**AIM OF THE TASK**.
In the listing below, count each line containing "的相对收益为" and answer with the count only.

**DATA PROVIDED**.
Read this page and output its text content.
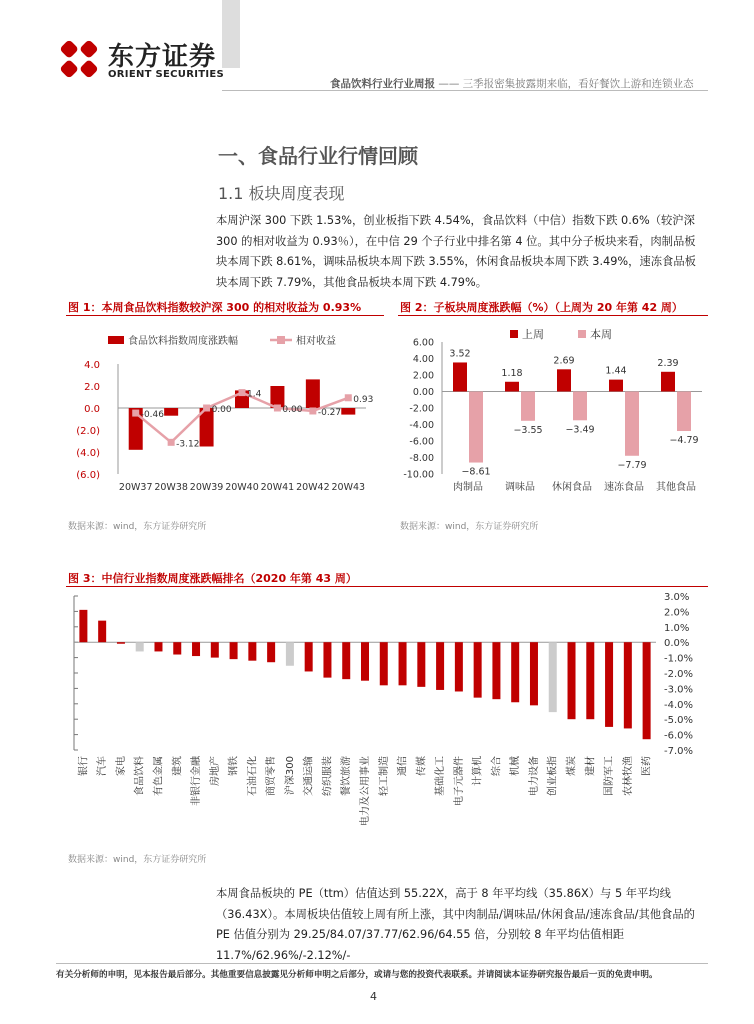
东方证券
ORIENT SECURITIES
食品饮料行业行业周报 —— 三季报密集披露期来临，看好餐饮上游和连锁业态
一、食品行业行情回顾
1.1 板块周度表现
本周沪深 300 下跌 1.53%，创业板指下跌 4.54%，食品饮料（中信）指数下跌 0.6%（较沪深 300 的相对收益为 0.93％），在中信 29 个子行业中排名第 4 位。其中分子板块来看，肉制品板块本周下跌 8.61%，调味品板块本周下跌 3.55%，休闲食品板块本周下跌 3.49%，速冻食品板块本周下跌 7.79%，其他食品板块本周下跌 4.79%。
图 1：本周食品饮料指数较沪深 300 的相对收益为 0.93%
食品饮料指数周度涨跌幅	相对收益
4.0
2.0
0.0
(2.0)
(4.0)
(6.0)
-0.46
-3.12
0.00
1.4
0.00 -0.27
0.93
20W37 20W38 20W39 20W40 20W41 20W42 20W43
数据来源：wind，东方证券研究所
图 2：子板块周度涨跌幅（%）（上周为 20 年第 42 周）
上周	本周
6.00
4.00
2.00
0.00
-2.00
-4.00
-6.00
-8.00
-10.00
3.52
−8.61
肉制品
1.18
−3.55
调味品
2.69
−3.49
休闲食品
1.44
−7.79
速冻食品
2.39
−4.79
其他食品
数据来源：wind，东方证券研究所
图 3：中信行业指数周度涨跌幅排名（2020 年第 43 周）
3.0%
2.0%
1.0%
0.0%
-1.0%
-2.0%
-3.0%
-4.0%
-5.0%
-6.0%
-7.0%
银行 汽车 家电 食品饮料 有色金属 建筑 非银行金融 房地产 钢铁 石油石化 商贸零售 沪深300 交通运输 纺织服装 餐饮旅游 电力及公用事业 轻工制造 通信 传媒 基础化工 电子元器件 计算机 综合 机械 电力设备 创业板指 煤炭 建材 国防军工 农林牧渔 医药
数据来源：wind，东方证券研究所
本周食品板块的 PE（ttm）估值达到 55.22X，高于 8 年平均线（35.86X）与 5 年平均线（36.43X）。本周板块估值较上周有所上涨，其中肉制品/调味品/休闲食品/速冻食品/其他食品的 PE 估值分别为 29.25/84.07/37.77/62.96/64.55 倍，分别较 8 年平均估值相距 11.7%/62.96%/-2.12%/-
有关分析师的申明，见本报告最后部分。其他重要信息披露见分析师申明之后部分，或请与您的投资代表联系。并请阅读本证券研究报告最后一页的免责申明。
4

**EXERCISE OUTPUT**.
2